Task to complete —
Pull out each line of the data that includes the word "depuis".

Information shown —
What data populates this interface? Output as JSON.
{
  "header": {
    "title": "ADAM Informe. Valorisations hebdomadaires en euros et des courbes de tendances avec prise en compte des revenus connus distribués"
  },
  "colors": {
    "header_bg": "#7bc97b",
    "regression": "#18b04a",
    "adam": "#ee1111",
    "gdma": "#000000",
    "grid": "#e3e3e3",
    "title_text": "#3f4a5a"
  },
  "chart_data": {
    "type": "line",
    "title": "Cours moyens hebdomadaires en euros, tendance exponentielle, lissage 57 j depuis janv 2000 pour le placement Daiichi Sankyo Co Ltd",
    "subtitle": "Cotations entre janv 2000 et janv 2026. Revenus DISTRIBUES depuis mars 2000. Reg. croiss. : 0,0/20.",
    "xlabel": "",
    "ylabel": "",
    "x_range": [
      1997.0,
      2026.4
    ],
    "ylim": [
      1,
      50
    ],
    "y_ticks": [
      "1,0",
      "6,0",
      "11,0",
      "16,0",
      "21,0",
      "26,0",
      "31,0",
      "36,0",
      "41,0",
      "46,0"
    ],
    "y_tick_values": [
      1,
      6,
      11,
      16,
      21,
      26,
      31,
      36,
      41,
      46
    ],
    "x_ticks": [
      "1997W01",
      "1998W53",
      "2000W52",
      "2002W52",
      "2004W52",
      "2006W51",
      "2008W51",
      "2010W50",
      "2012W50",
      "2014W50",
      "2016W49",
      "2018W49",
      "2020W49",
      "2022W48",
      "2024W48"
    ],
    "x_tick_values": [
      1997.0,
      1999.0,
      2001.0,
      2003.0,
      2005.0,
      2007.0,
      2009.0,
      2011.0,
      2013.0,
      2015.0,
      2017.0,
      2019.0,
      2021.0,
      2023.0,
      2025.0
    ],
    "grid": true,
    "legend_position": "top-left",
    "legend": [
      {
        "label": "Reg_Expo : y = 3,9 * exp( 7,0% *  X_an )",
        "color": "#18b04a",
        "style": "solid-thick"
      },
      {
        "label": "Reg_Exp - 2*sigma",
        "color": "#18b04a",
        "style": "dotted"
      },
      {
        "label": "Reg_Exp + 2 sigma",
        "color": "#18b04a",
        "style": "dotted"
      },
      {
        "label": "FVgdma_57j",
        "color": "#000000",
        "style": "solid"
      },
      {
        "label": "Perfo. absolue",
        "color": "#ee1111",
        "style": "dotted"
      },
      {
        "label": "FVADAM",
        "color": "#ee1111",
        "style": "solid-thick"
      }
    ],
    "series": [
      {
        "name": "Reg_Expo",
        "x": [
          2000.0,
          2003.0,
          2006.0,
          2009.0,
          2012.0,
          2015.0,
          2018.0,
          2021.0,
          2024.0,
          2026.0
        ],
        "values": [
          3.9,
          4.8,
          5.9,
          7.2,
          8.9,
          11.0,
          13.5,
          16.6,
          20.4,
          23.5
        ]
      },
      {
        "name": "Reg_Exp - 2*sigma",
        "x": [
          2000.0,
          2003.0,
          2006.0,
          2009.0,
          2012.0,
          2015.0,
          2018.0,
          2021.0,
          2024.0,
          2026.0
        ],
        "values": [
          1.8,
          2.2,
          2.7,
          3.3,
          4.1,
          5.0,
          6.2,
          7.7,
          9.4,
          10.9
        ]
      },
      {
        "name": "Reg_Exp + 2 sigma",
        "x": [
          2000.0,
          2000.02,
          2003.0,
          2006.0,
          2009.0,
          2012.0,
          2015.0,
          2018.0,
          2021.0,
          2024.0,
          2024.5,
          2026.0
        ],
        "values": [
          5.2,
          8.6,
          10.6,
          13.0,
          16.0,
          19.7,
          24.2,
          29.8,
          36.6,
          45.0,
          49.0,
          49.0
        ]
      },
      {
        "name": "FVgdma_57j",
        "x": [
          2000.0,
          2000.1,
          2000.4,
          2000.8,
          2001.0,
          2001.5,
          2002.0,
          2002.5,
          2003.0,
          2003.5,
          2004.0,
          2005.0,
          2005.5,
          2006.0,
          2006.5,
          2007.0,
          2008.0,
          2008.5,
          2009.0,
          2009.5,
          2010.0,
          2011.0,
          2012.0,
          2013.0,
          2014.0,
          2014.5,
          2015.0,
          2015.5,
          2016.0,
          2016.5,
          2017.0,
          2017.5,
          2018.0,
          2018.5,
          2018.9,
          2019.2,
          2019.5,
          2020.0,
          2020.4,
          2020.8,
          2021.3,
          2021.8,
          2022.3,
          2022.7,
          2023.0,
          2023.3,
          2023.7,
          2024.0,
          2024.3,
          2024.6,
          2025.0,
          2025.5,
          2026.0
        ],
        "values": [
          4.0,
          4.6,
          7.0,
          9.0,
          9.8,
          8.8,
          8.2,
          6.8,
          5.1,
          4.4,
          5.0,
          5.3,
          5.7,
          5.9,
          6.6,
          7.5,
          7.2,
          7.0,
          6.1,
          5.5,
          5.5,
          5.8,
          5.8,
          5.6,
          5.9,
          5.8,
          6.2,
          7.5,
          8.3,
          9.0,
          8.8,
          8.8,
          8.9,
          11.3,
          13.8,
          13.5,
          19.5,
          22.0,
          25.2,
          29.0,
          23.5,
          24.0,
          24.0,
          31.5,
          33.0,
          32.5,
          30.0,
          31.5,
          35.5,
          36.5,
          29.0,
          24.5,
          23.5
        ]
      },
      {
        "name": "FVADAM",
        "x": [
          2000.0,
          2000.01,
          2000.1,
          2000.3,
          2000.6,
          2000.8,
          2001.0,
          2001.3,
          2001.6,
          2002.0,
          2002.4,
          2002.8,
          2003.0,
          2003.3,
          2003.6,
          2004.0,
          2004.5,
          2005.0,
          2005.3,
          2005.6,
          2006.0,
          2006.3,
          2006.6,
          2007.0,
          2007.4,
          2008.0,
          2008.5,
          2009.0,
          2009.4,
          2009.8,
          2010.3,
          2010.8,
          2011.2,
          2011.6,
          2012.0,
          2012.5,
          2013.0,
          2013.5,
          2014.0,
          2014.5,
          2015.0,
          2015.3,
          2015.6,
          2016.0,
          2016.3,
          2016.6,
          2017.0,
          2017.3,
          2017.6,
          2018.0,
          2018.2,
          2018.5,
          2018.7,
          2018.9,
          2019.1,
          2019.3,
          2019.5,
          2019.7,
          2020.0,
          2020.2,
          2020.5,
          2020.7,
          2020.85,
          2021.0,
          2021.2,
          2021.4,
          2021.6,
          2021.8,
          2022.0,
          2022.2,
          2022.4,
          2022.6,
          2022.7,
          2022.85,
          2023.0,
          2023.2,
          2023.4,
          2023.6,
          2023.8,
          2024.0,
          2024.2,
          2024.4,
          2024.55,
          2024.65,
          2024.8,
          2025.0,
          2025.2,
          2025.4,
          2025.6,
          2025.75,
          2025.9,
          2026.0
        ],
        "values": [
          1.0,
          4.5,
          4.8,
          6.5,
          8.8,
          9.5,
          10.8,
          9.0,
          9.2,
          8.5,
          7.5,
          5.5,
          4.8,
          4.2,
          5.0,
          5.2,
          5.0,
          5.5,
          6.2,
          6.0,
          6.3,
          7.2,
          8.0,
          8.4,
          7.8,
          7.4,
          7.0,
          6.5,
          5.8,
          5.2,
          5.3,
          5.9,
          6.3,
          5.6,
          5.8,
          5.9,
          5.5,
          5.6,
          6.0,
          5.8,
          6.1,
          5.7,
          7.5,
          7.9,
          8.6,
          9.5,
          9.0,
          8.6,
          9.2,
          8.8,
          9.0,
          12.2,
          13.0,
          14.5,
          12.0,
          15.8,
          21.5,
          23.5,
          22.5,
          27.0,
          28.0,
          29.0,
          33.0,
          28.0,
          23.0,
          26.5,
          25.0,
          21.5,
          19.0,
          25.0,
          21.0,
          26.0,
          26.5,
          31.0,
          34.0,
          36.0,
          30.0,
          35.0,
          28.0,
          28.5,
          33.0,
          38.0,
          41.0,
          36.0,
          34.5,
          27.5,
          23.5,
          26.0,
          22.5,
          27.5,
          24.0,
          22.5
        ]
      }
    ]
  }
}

Task output —
    "title": "Cours moyens hebdomadaires en euros, tendance exponentielle, lissage 57 j depuis janv 2000 pour le placement Daiichi Sankyo Co Ltd",
    "subtitle": "Cotations entre janv 2000 et janv 2026. Revenus DISTRIBUES depuis mars 2000. Reg. croiss. : 0,0/20.",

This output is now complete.